Start of RECORDS PROVIDED

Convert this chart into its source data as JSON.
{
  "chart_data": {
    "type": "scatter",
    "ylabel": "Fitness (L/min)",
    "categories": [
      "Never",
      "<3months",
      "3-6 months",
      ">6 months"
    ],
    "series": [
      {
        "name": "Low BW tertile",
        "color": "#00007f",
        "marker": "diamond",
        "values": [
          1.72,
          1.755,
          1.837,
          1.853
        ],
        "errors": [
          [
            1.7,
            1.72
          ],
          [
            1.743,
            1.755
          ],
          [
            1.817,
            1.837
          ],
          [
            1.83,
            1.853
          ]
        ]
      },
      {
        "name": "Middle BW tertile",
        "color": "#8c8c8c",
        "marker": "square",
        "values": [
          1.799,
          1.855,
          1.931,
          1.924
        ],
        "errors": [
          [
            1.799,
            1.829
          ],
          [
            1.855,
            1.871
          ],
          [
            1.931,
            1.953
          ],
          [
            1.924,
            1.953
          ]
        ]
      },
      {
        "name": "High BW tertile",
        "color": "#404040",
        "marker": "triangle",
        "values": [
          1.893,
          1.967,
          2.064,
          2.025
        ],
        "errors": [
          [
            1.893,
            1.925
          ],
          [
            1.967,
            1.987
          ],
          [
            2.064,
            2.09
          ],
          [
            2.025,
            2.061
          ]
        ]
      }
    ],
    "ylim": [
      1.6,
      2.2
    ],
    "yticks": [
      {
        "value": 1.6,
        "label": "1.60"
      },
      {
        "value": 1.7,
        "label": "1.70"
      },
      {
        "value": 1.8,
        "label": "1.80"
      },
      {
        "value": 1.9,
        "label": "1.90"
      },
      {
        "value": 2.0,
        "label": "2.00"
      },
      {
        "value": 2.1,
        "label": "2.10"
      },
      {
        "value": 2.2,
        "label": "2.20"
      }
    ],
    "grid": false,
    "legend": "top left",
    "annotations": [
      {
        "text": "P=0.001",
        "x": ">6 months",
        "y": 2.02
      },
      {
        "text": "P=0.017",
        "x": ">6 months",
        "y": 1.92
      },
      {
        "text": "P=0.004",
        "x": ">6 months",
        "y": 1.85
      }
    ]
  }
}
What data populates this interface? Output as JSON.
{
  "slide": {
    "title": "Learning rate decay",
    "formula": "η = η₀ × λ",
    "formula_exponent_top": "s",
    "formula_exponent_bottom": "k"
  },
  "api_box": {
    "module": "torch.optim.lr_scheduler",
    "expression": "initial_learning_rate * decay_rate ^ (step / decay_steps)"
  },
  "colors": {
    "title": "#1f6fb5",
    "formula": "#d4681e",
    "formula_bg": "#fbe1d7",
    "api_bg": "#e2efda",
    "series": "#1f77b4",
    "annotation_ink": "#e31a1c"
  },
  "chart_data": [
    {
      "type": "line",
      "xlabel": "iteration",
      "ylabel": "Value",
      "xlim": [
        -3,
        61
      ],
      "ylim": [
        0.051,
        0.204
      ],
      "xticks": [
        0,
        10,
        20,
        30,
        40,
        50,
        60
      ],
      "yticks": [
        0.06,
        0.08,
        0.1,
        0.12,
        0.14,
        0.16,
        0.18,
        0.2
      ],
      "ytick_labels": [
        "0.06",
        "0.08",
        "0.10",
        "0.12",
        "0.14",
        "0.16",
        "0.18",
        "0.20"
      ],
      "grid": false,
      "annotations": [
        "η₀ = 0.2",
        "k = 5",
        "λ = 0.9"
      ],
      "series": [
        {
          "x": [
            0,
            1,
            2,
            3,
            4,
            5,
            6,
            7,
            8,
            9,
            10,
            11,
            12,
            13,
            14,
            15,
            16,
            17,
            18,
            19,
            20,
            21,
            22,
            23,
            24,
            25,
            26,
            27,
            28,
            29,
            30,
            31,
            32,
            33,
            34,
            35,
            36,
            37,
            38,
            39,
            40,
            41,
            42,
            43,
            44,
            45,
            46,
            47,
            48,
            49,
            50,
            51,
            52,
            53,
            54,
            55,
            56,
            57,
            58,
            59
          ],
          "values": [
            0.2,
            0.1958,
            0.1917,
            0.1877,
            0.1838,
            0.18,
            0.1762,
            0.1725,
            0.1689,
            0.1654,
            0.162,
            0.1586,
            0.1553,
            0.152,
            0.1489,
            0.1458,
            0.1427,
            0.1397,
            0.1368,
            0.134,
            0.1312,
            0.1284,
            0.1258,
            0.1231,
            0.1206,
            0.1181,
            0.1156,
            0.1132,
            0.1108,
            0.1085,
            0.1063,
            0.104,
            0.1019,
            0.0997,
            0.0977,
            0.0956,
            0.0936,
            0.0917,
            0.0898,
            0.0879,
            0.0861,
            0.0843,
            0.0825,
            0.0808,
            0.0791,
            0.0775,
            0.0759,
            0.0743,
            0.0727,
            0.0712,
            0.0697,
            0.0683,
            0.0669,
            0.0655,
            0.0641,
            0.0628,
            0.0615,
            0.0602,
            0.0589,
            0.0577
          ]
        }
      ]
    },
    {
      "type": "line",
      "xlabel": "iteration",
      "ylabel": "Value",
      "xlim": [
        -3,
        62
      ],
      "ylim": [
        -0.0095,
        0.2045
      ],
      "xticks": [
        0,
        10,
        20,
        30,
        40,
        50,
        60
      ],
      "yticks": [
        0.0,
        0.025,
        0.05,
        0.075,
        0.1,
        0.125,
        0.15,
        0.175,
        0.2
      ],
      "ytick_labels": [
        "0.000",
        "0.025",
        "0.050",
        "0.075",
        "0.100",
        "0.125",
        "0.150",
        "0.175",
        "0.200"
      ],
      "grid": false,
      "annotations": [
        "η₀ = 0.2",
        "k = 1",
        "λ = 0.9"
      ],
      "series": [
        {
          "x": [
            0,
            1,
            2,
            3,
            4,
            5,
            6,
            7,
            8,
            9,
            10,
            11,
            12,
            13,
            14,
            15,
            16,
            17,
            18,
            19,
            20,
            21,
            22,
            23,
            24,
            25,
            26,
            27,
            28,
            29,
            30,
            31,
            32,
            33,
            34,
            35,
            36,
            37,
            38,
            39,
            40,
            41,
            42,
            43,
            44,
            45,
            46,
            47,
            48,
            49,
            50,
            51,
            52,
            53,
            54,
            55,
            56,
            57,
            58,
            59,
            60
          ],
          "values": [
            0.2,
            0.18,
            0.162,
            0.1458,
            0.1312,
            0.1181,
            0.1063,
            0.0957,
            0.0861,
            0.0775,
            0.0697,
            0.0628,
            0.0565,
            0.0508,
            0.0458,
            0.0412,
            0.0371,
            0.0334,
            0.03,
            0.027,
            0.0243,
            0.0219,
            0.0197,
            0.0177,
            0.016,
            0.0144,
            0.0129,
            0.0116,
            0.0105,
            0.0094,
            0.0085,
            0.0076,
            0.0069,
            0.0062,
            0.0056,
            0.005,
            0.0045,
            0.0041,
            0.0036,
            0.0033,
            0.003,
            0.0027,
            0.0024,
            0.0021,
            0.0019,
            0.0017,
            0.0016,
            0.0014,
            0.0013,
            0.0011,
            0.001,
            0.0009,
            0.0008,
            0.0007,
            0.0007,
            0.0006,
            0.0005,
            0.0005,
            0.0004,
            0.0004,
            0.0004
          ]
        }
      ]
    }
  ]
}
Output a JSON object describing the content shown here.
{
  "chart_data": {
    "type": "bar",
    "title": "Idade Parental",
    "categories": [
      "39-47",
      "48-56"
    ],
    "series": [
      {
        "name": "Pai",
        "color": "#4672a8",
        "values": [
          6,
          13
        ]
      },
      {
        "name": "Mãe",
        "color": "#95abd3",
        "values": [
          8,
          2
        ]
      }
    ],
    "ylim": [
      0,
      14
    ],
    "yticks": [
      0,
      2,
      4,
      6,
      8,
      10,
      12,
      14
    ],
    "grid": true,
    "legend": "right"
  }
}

End of RECORDS PROVIDED

WHAT YOU HAVE TO DO: Produce an exact copy of all the records.

THE RESULT:
Convert this chart into its source data as JSON.
{
  "chart_data": {
    "type": "scatter",
    "ylabel": "Fitness (L/min)",
    "categories": [
      "Never",
      "<3months",
      "3-6 months",
      ">6 months"
    ],
    "series": [
      {
        "name": "Low BW tertile",
        "color": "#00007f",
        "marker": "diamond",
        "values": [
          1.72,
          1.755,
          1.837,
          1.853
        ],
        "errors": [
          [
            1.7,
            1.72
          ],
          [
            1.743,
            1.755
          ],
          [
            1.817,
            1.837
          ],
          [
            1.83,
            1.853
          ]
        ]
      },
      {
        "name": "Middle BW tertile",
        "color": "#8c8c8c",
        "marker": "square",
        "values": [
          1.799,
          1.855,
          1.931,
          1.924
        ],
        "errors": [
          [
            1.799,
            1.829
          ],
          [
            1.855,
            1.871
          ],
          [
            1.931,
            1.953
          ],
          [
            1.924,
            1.953
          ]
        ]
      },
      {
        "name": "High BW tertile",
        "color": "#404040",
        "marker": "triangle",
        "values": [
          1.893,
          1.967,
          2.064,
          2.025
        ],
        "errors": [
          [
            1.893,
            1.925
          ],
          [
            1.967,
            1.987
          ],
          [
            2.064,
            2.09
          ],
          [
            2.025,
            2.061
          ]
        ]
      }
    ],
    "ylim": [
      1.6,
      2.2
    ],
    "yticks": [
      {
        "value": 1.6,
        "label": "1.60"
      },
      {
        "value": 1.7,
        "label": "1.70"
      },
      {
        "value": 1.8,
        "label": "1.80"
      },
      {
        "value": 1.9,
        "label": "1.90"
      },
      {
        "value": 2.0,
        "label": "2.00"
      },
      {
        "value": 2.1,
        "label": "2.10"
      },
      {
        "value": 2.2,
        "label": "2.20"
      }
    ],
    "grid": false,
    "legend": "top left",
    "annotations": [
      {
        "text": "P=0.001",
        "x": ">6 months",
        "y": 2.02
      },
      {
        "text": "P=0.017",
        "x": ">6 months",
        "y": 1.92
      },
      {
        "text": "P=0.004",
        "x": ">6 months",
        "y": 1.85
      }
    ]
  }
}
What data populates this interface? Output as JSON.
{
  "slide": {
    "title": "Learning rate decay",
    "formula": "η = η₀ × λ",
    "formula_exponent_top": "s",
    "formula_exponent_bottom": "k"
  },
  "api_box": {
    "module": "torch.optim.lr_scheduler",
    "expression": "initial_learning_rate * decay_rate ^ (step / decay_steps)"
  },
  "colors": {
    "title": "#1f6fb5",
    "formula": "#d4681e",
    "formula_bg": "#fbe1d7",
    "api_bg": "#e2efda",
    "series": "#1f77b4",
    "annotation_ink": "#e31a1c"
  },
  "chart_data": [
    {
      "type": "line",
      "xlabel": "iteration",
      "ylabel": "Value",
      "xlim": [
        -3,
        61
      ],
      "ylim": [
        0.051,
        0.204
      ],
      "xticks": [
        0,
        10,
        20,
        30,
        40,
        50,
        60
      ],
      "yticks": [
        0.06,
        0.08,
        0.1,
        0.12,
        0.14,
        0.16,
        0.18,
        0.2
      ],
      "ytick_labels": [
        "0.06",
        "0.08",
        "0.10",
        "0.12",
        "0.14",
        "0.16",
        "0.18",
        "0.20"
      ],
      "grid": false,
      "annotations": [
        "η₀ = 0.2",
        "k = 5",
        "λ = 0.9"
      ],
      "series": [
        {
          "x": [
            0,
            1,
            2,
            3,
            4,
            5,
            6,
            7,
            8,
            9,
            10,
            11,
            12,
            13,
            14,
            15,
            16,
            17,
            18,
            19,
            20,
            21,
            22,
            23,
            24,
            25,
            26,
            27,
            28,
            29,
            30,
            31,
            32,
            33,
            34,
            35,
            36,
            37,
            38,
            39,
            40,
            41,
            42,
            43,
            44,
            45,
            46,
            47,
            48,
            49,
            50,
            51,
            52,
            53,
            54,
            55,
            56,
            57,
            58,
            59
          ],
          "values": [
            0.2,
            0.1958,
            0.1917,
            0.1877,
            0.1838,
            0.18,
            0.1762,
            0.1725,
            0.1689,
            0.1654,
            0.162,
            0.1586,
            0.1553,
            0.152,
            0.1489,
            0.1458,
            0.1427,
            0.1397,
            0.1368,
            0.134,
            0.1312,
            0.1284,
            0.1258,
            0.1231,
            0.1206,
            0.1181,
            0.1156,
            0.1132,
            0.1108,
            0.1085,
            0.1063,
            0.104,
            0.1019,
            0.0997,
            0.0977,
            0.0956,
            0.0936,
            0.0917,
            0.0898,
            0.0879,
            0.0861,
            0.0843,
            0.0825,
            0.0808,
            0.0791,
            0.0775,
            0.0759,
            0.0743,
            0.0727,
            0.0712,
            0.0697,
            0.0683,
            0.0669,
            0.0655,
            0.0641,
            0.0628,
            0.0615,
            0.0602,
            0.0589,
            0.0577
          ]
        }
      ]
    },
    {
      "type": "line",
      "xlabel": "iteration",
      "ylabel": "Value",
      "xlim": [
        -3,
        62
      ],
      "ylim": [
        -0.0095,
        0.2045
      ],
      "xticks": [
        0,
        10,
        20,
        30,
        40,
        50,
        60
      ],
      "yticks": [
        0.0,
        0.025,
        0.05,
        0.075,
        0.1,
        0.125,
        0.15,
        0.175,
        0.2
      ],
      "ytick_labels": [
        "0.000",
        "0.025",
        "0.050",
        "0.075",
        "0.100",
        "0.125",
        "0.150",
        "0.175",
        "0.200"
      ],
      "grid": false,
      "annotations": [
        "η₀ = 0.2",
        "k = 1",
        "λ = 0.9"
      ],
      "series": [
        {
          "x": [
            0,
            1,
            2,
            3,
            4,
            5,
            6,
            7,
            8,
            9,
            10,
            11,
            12,
            13,
            14,
            15,
            16,
            17,
            18,
            19,
            20,
            21,
            22,
            23,
            24,
            25,
            26,
            27,
            28,
            29,
            30,
            31,
            32,
            33,
            34,
            35,
            36,
            37,
            38,
            39,
            40,
            41,
            42,
            43,
            44,
            45,
            46,
            47,
            48,
            49,
            50,
            51,
            52,
            53,
            54,
            55,
            56,
            57,
            58,
            59,
            60
          ],
          "values": [
            0.2,
            0.18,
            0.162,
            0.1458,
            0.1312,
            0.1181,
            0.1063,
            0.0957,
            0.0861,
            0.0775,
            0.0697,
            0.0628,
            0.0565,
            0.0508,
            0.0458,
            0.0412,
            0.0371,
            0.0334,
            0.03,
            0.027,
            0.0243,
            0.0219,
            0.0197,
            0.0177,
            0.016,
            0.0144,
            0.0129,
            0.0116,
            0.0105,
            0.0094,
            0.0085,
            0.0076,
            0.0069,
            0.0062,
            0.0056,
            0.005,
            0.0045,
            0.0041,
            0.0036,
            0.0033,
            0.003,
            0.0027,
            0.0024,
            0.0021,
            0.0019,
            0.0017,
            0.0016,
            0.0014,
            0.0013,
            0.0011,
            0.001,
            0.0009,
            0.0008,
            0.0007,
            0.0007,
            0.0006,
            0.0005,
            0.0005,
            0.0004,
            0.0004,
            0.0004
          ]
        }
      ]
    }
  ]
}
Output a JSON object describing the content shown here.
{
  "chart_data": {
    "type": "bar",
    "title": "Idade Parental",
    "categories": [
      "39-47",
      "48-56"
    ],
    "series": [
      {
        "name": "Pai",
        "color": "#4672a8",
        "values": [
          6,
          13
        ]
      },
      {
        "name": "Mãe",
        "color": "#95abd3",
        "values": [
          8,
          2
        ]
      }
    ],
    "ylim": [
      0,
      14
    ],
    "yticks": [
      0,
      2,
      4,
      6,
      8,
      10,
      12,
      14
    ],
    "grid": true,
    "legend": "right"
  }
}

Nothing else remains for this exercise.